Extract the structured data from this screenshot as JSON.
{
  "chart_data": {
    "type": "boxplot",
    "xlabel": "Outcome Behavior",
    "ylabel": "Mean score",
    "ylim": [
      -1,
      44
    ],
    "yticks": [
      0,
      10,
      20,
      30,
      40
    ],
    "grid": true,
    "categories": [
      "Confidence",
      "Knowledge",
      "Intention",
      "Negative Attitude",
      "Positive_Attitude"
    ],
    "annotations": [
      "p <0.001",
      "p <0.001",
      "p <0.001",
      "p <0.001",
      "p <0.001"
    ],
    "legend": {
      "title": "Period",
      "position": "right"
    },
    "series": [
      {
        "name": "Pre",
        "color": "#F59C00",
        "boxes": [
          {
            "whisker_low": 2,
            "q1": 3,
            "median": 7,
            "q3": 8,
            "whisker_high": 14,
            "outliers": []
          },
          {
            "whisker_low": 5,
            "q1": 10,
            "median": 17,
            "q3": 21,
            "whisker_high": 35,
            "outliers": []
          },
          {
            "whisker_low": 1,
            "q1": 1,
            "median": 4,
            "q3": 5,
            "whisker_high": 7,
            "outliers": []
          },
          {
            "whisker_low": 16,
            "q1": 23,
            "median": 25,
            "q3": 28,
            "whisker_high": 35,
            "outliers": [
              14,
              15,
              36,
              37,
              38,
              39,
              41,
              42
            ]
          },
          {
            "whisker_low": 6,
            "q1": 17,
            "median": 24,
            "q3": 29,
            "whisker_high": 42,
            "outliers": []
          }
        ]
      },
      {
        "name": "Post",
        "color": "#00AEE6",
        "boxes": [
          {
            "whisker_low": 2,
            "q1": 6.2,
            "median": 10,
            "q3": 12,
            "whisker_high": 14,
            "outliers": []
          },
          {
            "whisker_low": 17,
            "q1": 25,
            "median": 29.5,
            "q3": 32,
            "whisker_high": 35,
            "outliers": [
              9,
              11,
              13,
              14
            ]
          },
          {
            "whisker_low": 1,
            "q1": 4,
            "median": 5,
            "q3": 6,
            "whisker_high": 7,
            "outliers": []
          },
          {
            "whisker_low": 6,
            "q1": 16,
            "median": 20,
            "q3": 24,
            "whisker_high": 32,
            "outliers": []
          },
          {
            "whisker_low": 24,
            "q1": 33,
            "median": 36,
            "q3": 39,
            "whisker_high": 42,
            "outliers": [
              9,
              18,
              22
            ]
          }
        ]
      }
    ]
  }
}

================================

§ Written instruction: Output an exact copy of each record.

§ Full response:
Extract the structured data from this screenshot as JSON.
{
  "chart_data": {
    "type": "boxplot",
    "xlabel": "Outcome Behavior",
    "ylabel": "Mean score",
    "ylim": [
      -1,
      44
    ],
    "yticks": [
      0,
      10,
      20,
      30,
      40
    ],
    "grid": true,
    "categories": [
      "Confidence",
      "Knowledge",
      "Intention",
      "Negative Attitude",
      "Positive_Attitude"
    ],
    "annotations": [
      "p <0.001",
      "p <0.001",
      "p <0.001",
      "p <0.001",
      "p <0.001"
    ],
    "legend": {
      "title": "Period",
      "position": "right"
    },
    "series": [
      {
        "name": "Pre",
        "color": "#F59C00",
        "boxes": [
          {
            "whisker_low": 2,
            "q1": 3,
            "median": 7,
            "q3": 8,
            "whisker_high": 14,
            "outliers": []
          },
          {
            "whisker_low": 5,
            "q1": 10,
            "median": 17,
            "q3": 21,
            "whisker_high": 35,
            "outliers": []
          },
          {
            "whisker_low": 1,
            "q1": 1,
            "median": 4,
            "q3": 5,
            "whisker_high": 7,
            "outliers": []
          },
          {
            "whisker_low": 16,
            "q1": 23,
            "median": 25,
            "q3": 28,
            "whisker_high": 35,
            "outliers": [
              14,
              15,
              36,
              37,
              38,
              39,
              41,
              42
            ]
          },
          {
            "whisker_low": 6,
            "q1": 17,
            "median": 24,
            "q3": 29,
            "whisker_high": 42,
            "outliers": []
          }
        ]
      },
      {
        "name": "Post",
        "color": "#00AEE6",
        "boxes": [
          {
            "whisker_low": 2,
            "q1": 6.2,
            "median": 10,
            "q3": 12,
            "whisker_high": 14,
            "outliers": []
          },
          {
            "whisker_low": 17,
            "q1": 25,
            "median": 29.5,
            "q3": 32,
            "whisker_high": 35,
            "outliers": [
              9,
              11,
              13,
              14
            ]
          },
          {
            "whisker_low": 1,
            "q1": 4,
            "median": 5,
            "q3": 6,
            "whisker_high": 7,
            "outliers": []
          },
          {
            "whisker_low": 6,
            "q1": 16,
            "median": 20,
            "q3": 24,
            "whisker_high": 32,
            "outliers": []
          },
          {
            "whisker_low": 24,
            "q1": 33,
            "median": 36,
            "q3": 39,
            "whisker_high": 42,
            "outliers": [
              9,
              18,
              22
            ]
          }
        ]
      }
    ]
  }
}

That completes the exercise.